** DOCUMENT SEGMENT **
=====
It wasn't until this morning that I went online to check the Seafood Watch and Blue Ocean Institute listings for these particular fish. This is what I found:
Red snapper, or in this case "beeliner" snapper or "vermillion" snapper. You really have to know your snappers, because there are so many of them with different names from different parts of the world. The BlackSalt menu reads, "Carolina Beeliner Snapper, Pequillo Pepper-Medjool Date Gastrique." I'm not even sure what that all means. It was tasty, but about this particular fish, Seafood Watch says "AVOID," with this explanation: "Vermilion snapper populations in the U.S. are at low levels due to overfishing."
The Blue Ocean Institute also posts a big red "NO" next to snapper. "Much remains unknown about the impacts of fisheries on snapper populations because management and monitoring is poor to nonexistent. Nonetheless, clear signs indicate that many snapper species are declining."
Monkfish. I've always liked monkfish. They call it the poor man's lobster. Black Salt served monkfish cheeks, something I had never tried before. But I knew I was in troubled waters here. Sure enough, Seafood Watch gives monkfish another big "AVOID," saying, "monkfish populations are thought to be recovering, but concerns remain due to the types of gear used to catch this fish."
Blue Ocean Institute gives a warning sign for monkfish, also because of fishing gear impacts and management issues.
Big Eye Tuna. Tuna is another area where you really have to know which of the many different varieties are in play and whether it is caught in nets, on hooks or with poles--more information than most consumers have time to absorb or sort through. About "big eye," Seafood Watch discusses no less than three different kinds. Apparently "big eye" tuna is okay--"Good Alternative"--if it is caught trolling or with a pole or a hand line. But this fish is something to "AVOID" if its caught using the longline method.
Blue Ocean Institute provides lots of information about tuna and the impacts of various tuna harvesting methods, but does not specifically mention "big eye" tuna.
So which "big eye" was the one I ate?
=====
** ACTIVITIES **
[A] In the passage on seafood ratings, rewrite the part that opens with the words "Blue Ocean Institute provides" and closes with "the one I ate?", replacing "harvesting methods" with "fishing methods".
[B] In the passage on seafood ratings, which catch method makes big eye tuna something Seafood Watch says to avoid?
[C] Continue the passage on seafood ratings from its final sentence.
=====
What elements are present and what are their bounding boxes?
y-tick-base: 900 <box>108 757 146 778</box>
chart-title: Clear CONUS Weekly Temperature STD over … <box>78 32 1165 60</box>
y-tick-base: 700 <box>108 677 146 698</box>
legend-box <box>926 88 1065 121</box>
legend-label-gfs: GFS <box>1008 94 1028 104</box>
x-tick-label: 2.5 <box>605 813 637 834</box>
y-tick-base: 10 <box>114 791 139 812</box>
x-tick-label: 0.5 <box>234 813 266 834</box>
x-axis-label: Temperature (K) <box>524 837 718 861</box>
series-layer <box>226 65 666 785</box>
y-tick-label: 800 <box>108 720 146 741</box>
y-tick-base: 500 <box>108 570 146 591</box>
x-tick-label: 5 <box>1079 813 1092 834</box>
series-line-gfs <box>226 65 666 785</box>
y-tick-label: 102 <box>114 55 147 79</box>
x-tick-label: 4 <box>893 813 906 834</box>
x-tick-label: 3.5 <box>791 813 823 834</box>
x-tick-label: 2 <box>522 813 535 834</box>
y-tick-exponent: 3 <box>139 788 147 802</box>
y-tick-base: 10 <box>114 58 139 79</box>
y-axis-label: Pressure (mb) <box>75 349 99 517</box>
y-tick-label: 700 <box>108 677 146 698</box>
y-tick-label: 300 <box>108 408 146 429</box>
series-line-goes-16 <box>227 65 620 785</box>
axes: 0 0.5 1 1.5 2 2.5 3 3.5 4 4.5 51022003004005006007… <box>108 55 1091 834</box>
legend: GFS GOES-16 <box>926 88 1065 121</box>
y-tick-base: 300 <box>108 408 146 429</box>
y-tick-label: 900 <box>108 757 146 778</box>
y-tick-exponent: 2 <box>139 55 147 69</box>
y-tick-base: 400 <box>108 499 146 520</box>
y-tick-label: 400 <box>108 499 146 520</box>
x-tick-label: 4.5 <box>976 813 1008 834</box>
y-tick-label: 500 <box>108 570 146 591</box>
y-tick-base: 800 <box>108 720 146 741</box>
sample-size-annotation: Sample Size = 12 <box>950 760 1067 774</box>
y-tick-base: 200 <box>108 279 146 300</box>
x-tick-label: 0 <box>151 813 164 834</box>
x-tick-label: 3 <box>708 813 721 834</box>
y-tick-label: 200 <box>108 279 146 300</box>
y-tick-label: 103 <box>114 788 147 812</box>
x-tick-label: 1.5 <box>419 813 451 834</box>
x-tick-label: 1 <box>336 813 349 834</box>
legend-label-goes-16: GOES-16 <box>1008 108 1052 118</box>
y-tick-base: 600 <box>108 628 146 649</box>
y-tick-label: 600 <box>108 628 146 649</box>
=====
** TASK-BY-TASK ANSWERS **
[A]
Blue Ocean Institute provides lots of information about tuna and the impacts of various tuna fishing methods, but does not specifically mention "big eye" tuna.
So which "big eye" was the one I ate?

[B] The longline method.

[C]
On its website, BlackSalt bills itself as "Washington’s premier seafood restaurant," saying it is "wholly committed to the sustainability of fish and shellfish stocks worldwide. We constantly strive to source our products from companies and individuals who are like minded," it says. "Through conscientious consumption and education we can all work to protect the invaluable resources that are provided to us by the sea."
The website even directs customers to Seafood Watch and Blue Ocean Institute. "To learn more about sustainable aquaculture and harvesting practices," it says, "please visit one of these affiliate web sites." And there are the links.
So what gives? How do I square what was on the menu Monday with what Seafood Watch and Blue Ocean Institute are telling me when I get home?
What I take away from all this is a big headache. Frankly, I think my friends at the American Institute of Wine and Food need to bone up a little more on seafood sustainability. I'm also a little disappointed that Black Salt does not provide diners like me lots more information about the particular fish it serves, especially in terms of the sustainability questions raised by organizations such as Monterey Bay Aquarium Seafood Watch and Blue Ocean Institute. With so much complicated information abounding, wouldn't a little reassurance right on the menu be appropriate? Or, in the case of entertaining a group like AIWF, perhaps the chef could pay a visit to the tasting room for a little chat?
Who knows, maybe everything I ate at BlackSalt on Monday was sustainably harvested and I just don't know it. But it's so disappointing that nobody at this level of the food service industry seems to be on the same page or talking the same language around seafood. With our oceans in critical condition, that's grounds for being sad and confused.